WHAT TO WORK ON: Search the records below for the word "Allah" and show every line where it occurs.

Extracted data entries
============

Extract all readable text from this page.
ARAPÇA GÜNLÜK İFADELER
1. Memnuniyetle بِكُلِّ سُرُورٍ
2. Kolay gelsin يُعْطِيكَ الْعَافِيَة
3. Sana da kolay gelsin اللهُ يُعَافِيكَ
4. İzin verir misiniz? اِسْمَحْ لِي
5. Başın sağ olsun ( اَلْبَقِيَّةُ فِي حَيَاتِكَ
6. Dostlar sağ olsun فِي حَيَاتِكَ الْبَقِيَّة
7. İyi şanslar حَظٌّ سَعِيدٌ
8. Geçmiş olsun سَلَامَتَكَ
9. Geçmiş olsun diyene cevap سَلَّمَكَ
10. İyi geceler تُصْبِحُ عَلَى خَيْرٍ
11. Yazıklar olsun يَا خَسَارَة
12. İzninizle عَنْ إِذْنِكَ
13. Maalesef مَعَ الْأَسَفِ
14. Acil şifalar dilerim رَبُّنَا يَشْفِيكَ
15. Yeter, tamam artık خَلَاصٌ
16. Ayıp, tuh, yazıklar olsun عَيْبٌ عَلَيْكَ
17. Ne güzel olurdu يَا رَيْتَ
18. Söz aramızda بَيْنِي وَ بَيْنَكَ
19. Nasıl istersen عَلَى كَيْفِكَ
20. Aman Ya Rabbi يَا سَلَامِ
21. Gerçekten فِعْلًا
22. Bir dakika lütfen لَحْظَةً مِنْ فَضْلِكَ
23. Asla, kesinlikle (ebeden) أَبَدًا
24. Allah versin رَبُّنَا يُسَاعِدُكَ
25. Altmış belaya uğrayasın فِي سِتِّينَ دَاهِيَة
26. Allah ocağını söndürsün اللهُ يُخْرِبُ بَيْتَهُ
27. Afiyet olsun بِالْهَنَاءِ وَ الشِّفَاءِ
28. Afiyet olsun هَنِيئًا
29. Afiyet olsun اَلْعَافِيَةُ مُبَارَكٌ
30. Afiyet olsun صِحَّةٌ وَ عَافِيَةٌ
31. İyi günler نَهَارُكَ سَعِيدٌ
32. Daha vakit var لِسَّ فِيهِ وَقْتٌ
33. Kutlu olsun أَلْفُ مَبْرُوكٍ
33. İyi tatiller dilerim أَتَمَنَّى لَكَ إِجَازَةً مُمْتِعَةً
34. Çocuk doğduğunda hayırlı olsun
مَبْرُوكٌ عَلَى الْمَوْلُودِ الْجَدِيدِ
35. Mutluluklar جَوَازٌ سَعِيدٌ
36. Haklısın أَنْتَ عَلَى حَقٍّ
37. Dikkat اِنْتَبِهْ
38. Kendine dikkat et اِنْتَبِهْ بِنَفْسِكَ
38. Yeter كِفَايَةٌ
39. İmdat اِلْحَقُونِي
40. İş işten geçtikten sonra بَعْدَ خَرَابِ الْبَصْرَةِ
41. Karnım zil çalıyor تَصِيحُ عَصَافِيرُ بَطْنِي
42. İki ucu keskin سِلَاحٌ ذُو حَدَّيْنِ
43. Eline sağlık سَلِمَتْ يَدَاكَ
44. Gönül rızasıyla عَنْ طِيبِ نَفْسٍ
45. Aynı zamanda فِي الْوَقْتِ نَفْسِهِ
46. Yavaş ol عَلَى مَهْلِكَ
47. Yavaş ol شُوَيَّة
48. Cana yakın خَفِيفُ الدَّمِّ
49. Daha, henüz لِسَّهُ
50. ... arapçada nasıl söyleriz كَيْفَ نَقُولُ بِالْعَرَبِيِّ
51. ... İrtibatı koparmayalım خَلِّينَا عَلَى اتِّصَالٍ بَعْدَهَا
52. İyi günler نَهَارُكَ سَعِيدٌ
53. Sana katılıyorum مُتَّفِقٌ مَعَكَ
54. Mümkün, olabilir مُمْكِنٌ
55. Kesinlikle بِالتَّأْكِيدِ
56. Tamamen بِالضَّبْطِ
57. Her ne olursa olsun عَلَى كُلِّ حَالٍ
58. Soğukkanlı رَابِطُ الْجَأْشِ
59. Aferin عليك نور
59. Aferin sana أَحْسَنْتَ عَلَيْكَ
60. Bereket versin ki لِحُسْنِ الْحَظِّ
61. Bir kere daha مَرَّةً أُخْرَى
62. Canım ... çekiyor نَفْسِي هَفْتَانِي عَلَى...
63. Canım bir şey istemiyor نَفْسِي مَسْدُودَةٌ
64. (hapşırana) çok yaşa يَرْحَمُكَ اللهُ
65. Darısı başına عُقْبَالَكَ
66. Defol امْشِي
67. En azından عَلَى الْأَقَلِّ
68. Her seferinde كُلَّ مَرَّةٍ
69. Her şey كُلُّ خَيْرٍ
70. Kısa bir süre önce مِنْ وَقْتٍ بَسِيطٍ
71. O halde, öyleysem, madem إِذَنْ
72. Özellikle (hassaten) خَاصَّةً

============

COMPLETED EXERCISE:
24. Allah versin رَبُّنَا يُسَاعِدُكَ
26. Allah ocağını söndürsün اللهُ يُخْرِبُ بَيْتَهُ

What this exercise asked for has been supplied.